[Recorded data]
########################################
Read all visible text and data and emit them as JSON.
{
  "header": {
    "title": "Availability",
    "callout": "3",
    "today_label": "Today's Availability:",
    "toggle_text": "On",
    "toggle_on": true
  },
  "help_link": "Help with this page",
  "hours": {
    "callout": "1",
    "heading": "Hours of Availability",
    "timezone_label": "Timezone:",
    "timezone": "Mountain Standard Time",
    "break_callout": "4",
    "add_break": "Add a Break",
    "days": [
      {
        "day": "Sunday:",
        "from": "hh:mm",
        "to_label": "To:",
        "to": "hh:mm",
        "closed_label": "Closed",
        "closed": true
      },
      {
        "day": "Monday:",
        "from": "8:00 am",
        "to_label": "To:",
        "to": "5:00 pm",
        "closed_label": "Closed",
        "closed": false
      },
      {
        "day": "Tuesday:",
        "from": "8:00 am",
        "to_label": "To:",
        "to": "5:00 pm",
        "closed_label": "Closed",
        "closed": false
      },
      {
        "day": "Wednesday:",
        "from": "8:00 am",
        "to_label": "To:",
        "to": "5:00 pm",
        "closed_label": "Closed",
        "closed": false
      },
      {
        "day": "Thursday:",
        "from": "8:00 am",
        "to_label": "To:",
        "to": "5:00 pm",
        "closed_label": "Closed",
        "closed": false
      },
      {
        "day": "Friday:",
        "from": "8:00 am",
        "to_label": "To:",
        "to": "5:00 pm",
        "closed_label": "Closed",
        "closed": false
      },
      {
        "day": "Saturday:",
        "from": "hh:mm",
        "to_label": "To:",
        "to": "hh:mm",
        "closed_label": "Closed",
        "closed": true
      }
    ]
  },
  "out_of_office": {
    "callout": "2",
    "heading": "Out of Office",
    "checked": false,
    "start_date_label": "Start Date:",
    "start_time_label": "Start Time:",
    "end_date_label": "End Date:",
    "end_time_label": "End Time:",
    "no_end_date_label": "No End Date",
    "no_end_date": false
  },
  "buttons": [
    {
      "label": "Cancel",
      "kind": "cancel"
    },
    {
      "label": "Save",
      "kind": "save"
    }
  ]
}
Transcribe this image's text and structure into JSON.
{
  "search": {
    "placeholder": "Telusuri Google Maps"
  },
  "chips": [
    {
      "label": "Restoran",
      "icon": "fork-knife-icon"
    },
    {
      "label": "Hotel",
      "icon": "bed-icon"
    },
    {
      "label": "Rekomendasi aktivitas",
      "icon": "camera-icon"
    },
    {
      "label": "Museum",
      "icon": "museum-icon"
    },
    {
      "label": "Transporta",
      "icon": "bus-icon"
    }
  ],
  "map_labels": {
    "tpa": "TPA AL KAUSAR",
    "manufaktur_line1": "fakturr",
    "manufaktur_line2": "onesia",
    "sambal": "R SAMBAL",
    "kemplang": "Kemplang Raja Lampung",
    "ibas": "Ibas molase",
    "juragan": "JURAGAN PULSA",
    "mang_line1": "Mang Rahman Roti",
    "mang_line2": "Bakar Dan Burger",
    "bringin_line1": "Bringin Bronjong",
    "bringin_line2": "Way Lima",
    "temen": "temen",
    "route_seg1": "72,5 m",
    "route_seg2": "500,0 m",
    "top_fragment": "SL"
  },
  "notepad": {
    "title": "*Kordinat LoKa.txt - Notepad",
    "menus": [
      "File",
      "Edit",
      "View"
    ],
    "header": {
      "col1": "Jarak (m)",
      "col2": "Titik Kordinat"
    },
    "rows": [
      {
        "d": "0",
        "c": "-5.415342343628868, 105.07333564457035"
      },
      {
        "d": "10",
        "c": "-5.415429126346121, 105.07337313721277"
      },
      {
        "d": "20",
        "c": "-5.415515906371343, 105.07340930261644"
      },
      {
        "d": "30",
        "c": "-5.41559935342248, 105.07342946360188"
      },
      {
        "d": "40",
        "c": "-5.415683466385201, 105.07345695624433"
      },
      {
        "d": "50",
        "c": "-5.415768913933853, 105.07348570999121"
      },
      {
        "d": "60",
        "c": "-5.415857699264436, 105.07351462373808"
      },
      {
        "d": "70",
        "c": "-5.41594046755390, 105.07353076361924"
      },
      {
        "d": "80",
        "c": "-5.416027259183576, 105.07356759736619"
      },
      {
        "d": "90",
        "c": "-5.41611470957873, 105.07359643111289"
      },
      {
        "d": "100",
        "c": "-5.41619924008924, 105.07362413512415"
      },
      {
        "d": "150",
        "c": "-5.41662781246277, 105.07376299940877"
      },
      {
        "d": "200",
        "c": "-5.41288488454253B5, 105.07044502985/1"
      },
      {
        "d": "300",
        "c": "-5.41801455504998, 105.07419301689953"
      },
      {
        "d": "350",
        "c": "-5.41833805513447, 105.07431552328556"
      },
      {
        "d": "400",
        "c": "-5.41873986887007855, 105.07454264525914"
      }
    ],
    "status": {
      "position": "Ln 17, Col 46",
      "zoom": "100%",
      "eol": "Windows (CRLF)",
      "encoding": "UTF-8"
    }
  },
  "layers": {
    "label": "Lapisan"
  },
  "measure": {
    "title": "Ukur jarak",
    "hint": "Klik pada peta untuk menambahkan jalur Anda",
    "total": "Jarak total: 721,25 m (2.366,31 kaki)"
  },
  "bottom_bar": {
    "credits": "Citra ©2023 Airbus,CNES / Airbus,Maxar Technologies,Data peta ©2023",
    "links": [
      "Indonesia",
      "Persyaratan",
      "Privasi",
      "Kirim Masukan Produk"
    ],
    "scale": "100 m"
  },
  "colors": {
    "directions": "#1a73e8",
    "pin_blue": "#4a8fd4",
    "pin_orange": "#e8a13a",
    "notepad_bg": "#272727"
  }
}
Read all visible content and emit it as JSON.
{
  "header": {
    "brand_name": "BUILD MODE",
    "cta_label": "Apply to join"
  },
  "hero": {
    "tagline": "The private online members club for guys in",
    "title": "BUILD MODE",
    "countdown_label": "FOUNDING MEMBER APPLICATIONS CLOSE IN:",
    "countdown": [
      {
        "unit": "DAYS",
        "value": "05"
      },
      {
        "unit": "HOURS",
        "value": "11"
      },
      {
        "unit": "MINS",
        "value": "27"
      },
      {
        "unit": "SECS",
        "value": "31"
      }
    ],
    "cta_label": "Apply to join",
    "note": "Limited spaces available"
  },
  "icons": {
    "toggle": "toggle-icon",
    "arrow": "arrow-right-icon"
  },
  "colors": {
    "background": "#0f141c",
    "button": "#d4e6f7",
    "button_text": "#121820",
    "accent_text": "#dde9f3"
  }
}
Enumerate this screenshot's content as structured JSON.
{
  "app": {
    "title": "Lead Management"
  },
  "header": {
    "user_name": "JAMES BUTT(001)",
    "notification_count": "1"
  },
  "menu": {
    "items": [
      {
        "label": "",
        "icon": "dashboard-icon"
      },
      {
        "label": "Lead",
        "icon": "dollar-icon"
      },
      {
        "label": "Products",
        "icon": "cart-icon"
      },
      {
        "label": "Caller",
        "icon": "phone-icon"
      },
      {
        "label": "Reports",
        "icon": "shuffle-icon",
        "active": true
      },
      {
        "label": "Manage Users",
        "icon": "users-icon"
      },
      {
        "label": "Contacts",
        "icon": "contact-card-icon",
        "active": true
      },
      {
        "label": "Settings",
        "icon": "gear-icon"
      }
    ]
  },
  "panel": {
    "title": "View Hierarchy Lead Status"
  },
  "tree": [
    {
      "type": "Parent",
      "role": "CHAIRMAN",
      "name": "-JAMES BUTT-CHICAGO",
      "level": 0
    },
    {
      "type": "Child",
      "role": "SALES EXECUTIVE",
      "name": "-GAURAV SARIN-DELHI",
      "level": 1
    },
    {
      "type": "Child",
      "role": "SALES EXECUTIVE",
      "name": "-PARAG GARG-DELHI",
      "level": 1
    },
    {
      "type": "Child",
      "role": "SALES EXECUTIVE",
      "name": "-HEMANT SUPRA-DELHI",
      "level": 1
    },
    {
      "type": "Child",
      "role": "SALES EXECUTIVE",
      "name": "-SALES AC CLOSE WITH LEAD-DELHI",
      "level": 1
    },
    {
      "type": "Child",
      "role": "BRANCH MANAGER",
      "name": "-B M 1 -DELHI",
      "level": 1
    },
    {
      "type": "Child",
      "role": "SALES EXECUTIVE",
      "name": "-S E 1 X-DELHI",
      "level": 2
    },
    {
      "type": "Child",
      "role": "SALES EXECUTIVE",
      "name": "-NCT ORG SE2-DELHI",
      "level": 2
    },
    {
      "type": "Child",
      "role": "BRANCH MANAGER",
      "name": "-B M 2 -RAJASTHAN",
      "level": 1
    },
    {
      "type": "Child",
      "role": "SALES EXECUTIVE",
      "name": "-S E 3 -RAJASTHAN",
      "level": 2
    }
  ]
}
########################################
▸ **WHAT IS EXPECTED**
Of all the lines in the entries, how many contain the word "Read"? Give only the number.

▸ **RESULT OF THE EXERCISE**
2